**Exercise:** Look through the data below. Show each line where the string "JSON" occurs.

##### Materials provided #####

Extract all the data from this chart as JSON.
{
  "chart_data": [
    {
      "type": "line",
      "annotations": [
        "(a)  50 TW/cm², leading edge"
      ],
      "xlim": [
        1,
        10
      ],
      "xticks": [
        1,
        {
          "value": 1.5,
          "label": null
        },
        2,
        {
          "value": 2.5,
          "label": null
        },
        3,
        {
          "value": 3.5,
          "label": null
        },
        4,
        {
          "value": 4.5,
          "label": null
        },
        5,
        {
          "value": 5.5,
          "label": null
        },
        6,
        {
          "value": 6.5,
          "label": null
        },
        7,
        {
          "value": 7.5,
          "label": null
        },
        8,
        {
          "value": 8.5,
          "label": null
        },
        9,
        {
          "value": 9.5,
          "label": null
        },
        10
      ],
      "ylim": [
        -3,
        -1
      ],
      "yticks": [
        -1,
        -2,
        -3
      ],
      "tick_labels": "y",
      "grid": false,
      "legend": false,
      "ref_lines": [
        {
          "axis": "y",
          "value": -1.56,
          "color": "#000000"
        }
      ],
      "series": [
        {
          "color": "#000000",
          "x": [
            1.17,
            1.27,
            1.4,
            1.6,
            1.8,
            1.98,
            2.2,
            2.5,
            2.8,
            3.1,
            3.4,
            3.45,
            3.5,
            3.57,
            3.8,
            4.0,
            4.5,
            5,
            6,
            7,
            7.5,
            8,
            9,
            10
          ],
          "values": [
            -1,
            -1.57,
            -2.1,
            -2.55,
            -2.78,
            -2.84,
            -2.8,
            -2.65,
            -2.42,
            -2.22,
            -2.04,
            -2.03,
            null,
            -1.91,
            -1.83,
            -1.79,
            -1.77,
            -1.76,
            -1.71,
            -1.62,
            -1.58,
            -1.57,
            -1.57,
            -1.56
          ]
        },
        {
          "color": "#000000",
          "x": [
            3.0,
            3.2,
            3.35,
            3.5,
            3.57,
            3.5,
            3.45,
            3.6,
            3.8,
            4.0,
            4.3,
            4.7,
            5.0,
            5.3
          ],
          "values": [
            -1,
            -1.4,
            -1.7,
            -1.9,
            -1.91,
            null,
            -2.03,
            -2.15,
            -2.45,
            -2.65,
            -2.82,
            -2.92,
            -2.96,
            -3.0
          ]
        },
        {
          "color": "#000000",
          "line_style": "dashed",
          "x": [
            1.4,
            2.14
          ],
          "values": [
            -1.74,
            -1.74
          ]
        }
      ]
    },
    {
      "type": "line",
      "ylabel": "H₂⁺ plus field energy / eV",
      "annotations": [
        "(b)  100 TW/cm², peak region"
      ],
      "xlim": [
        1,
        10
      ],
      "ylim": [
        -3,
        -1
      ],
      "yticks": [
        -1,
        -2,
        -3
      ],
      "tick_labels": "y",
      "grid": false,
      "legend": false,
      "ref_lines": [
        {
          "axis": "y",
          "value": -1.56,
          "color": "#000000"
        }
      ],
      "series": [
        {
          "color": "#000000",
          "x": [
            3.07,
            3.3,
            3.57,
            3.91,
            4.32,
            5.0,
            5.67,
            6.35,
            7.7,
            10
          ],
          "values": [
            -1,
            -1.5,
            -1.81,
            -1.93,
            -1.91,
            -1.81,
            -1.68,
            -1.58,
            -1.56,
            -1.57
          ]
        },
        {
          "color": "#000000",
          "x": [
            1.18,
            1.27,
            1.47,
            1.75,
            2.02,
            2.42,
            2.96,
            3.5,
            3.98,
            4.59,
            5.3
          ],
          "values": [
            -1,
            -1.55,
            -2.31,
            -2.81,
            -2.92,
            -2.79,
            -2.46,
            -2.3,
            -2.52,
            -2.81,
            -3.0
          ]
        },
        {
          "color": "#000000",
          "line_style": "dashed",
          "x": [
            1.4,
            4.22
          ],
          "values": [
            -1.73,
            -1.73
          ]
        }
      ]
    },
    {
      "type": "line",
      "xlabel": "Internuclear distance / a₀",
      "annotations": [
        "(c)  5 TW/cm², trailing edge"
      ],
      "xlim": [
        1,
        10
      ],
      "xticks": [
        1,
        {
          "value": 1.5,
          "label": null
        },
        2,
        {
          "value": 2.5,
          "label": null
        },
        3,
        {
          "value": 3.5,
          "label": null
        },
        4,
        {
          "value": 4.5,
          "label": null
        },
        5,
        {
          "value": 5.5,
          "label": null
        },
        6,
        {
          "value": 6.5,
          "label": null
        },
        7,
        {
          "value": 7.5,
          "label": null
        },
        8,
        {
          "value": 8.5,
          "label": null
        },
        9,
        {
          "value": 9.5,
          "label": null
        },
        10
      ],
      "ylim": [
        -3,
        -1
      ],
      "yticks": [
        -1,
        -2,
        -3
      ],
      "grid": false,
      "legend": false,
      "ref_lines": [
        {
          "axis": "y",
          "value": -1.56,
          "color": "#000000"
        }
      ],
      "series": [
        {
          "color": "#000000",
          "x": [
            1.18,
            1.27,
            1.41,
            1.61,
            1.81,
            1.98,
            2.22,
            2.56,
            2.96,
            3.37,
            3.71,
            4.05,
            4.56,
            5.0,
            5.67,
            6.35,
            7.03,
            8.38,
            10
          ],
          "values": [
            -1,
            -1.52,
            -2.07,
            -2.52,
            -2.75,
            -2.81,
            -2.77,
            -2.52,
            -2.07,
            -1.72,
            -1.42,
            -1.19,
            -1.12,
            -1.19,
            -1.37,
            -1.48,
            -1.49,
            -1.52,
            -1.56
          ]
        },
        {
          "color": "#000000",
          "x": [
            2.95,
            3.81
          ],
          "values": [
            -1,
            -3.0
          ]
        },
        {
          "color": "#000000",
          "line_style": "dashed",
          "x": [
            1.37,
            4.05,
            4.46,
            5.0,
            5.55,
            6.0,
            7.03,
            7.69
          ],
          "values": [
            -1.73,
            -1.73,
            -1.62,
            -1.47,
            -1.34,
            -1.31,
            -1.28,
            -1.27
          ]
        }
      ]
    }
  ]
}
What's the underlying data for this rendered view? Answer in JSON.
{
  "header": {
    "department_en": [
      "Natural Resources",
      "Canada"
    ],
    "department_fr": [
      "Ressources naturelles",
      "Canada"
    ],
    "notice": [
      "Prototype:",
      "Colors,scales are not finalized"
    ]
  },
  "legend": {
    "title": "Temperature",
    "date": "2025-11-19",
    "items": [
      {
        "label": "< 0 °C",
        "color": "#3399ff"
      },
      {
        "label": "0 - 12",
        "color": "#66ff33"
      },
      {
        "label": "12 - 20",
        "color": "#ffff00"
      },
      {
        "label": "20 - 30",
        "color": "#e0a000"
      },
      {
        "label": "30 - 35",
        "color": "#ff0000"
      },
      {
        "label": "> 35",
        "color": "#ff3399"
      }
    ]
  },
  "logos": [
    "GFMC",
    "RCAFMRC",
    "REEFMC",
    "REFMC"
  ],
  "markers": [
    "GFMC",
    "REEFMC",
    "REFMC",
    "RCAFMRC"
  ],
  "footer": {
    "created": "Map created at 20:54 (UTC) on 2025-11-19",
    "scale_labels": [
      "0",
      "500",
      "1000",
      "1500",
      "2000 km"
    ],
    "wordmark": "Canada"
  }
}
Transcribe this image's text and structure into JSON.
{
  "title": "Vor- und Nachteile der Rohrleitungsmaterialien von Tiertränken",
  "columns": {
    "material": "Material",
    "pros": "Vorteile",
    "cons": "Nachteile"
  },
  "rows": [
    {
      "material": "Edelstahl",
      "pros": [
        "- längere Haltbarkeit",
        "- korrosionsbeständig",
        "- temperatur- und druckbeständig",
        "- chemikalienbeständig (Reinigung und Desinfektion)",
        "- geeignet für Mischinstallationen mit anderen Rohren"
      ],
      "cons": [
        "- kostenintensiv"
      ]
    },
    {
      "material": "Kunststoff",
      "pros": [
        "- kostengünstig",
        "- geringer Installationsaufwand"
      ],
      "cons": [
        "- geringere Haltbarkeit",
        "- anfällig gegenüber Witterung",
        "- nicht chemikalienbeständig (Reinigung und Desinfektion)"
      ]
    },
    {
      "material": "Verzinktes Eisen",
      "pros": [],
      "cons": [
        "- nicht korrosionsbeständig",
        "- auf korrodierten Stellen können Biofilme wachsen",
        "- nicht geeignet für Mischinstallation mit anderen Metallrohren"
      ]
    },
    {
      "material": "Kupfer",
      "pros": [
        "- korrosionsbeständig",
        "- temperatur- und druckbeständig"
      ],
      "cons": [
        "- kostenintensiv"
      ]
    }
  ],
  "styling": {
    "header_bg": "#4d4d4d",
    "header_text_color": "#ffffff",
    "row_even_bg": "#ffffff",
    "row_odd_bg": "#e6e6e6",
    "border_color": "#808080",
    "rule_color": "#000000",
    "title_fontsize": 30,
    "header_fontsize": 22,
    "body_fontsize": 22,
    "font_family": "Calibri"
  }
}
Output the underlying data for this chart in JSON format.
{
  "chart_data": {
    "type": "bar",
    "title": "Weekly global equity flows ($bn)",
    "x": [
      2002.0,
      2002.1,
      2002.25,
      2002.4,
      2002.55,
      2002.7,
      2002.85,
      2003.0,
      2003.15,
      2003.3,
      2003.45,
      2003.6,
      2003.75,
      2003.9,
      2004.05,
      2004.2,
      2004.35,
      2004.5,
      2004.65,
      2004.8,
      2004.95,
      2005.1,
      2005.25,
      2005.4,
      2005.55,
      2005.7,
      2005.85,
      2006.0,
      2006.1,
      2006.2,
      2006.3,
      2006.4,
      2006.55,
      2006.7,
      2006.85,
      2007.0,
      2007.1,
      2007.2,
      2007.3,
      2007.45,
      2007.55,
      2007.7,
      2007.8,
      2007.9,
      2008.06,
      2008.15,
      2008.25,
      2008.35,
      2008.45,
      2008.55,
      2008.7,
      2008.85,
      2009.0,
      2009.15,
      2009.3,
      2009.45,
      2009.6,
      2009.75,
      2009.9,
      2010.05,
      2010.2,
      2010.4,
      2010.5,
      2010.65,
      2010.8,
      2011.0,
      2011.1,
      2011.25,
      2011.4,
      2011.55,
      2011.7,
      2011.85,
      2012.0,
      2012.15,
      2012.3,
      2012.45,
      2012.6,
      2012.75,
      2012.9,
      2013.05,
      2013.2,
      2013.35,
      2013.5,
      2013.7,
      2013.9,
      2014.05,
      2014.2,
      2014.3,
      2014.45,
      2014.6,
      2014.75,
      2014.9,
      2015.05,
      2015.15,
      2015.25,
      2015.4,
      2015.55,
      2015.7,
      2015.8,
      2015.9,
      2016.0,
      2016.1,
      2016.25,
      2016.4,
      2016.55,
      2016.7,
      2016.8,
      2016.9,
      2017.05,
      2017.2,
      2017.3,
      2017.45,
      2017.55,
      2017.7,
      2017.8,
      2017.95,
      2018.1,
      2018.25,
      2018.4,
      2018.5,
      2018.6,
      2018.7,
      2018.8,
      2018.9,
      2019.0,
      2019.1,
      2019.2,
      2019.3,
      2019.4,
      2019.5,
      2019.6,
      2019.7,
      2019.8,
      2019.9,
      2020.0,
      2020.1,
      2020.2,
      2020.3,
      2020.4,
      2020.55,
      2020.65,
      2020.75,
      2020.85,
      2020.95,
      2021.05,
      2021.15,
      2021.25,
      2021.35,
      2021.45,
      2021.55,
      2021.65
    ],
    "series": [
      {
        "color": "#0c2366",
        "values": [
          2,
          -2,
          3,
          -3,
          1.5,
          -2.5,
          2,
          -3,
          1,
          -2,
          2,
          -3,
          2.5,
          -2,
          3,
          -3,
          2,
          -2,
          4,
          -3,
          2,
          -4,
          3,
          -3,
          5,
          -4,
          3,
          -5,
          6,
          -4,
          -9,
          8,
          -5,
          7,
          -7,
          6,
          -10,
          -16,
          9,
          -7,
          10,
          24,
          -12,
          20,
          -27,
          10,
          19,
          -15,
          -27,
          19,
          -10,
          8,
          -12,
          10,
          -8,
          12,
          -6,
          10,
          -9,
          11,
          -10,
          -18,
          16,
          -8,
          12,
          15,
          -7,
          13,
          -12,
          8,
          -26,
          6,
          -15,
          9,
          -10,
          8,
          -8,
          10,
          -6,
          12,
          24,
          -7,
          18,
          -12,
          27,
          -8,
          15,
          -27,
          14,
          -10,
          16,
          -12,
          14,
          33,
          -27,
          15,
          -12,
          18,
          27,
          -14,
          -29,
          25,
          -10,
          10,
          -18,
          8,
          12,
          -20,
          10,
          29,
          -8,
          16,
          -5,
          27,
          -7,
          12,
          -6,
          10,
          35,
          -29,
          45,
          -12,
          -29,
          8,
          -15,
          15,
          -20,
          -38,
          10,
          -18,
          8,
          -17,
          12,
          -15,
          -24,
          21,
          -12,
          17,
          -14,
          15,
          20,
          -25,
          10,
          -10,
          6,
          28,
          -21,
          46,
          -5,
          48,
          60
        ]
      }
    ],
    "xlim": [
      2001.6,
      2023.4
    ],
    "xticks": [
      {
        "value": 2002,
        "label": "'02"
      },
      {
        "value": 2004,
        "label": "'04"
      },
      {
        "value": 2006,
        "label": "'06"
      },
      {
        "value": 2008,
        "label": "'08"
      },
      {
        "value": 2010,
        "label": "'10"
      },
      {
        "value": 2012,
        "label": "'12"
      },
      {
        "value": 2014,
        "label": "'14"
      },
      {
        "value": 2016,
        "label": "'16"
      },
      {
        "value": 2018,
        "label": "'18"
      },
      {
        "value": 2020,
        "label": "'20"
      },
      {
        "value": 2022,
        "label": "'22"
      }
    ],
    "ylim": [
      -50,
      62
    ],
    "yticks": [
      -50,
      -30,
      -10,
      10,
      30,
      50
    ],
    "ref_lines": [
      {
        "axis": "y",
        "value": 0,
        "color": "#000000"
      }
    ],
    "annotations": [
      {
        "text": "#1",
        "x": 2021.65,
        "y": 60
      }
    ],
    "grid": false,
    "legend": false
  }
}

#####

**Worked solution:**
Extract all the data from this chart as JSON.
What's the underlying data for this rendered view? Answer in JSON.
Transcribe this image's text and structure into JSON.
Output the underlying data for this chart in JSON format.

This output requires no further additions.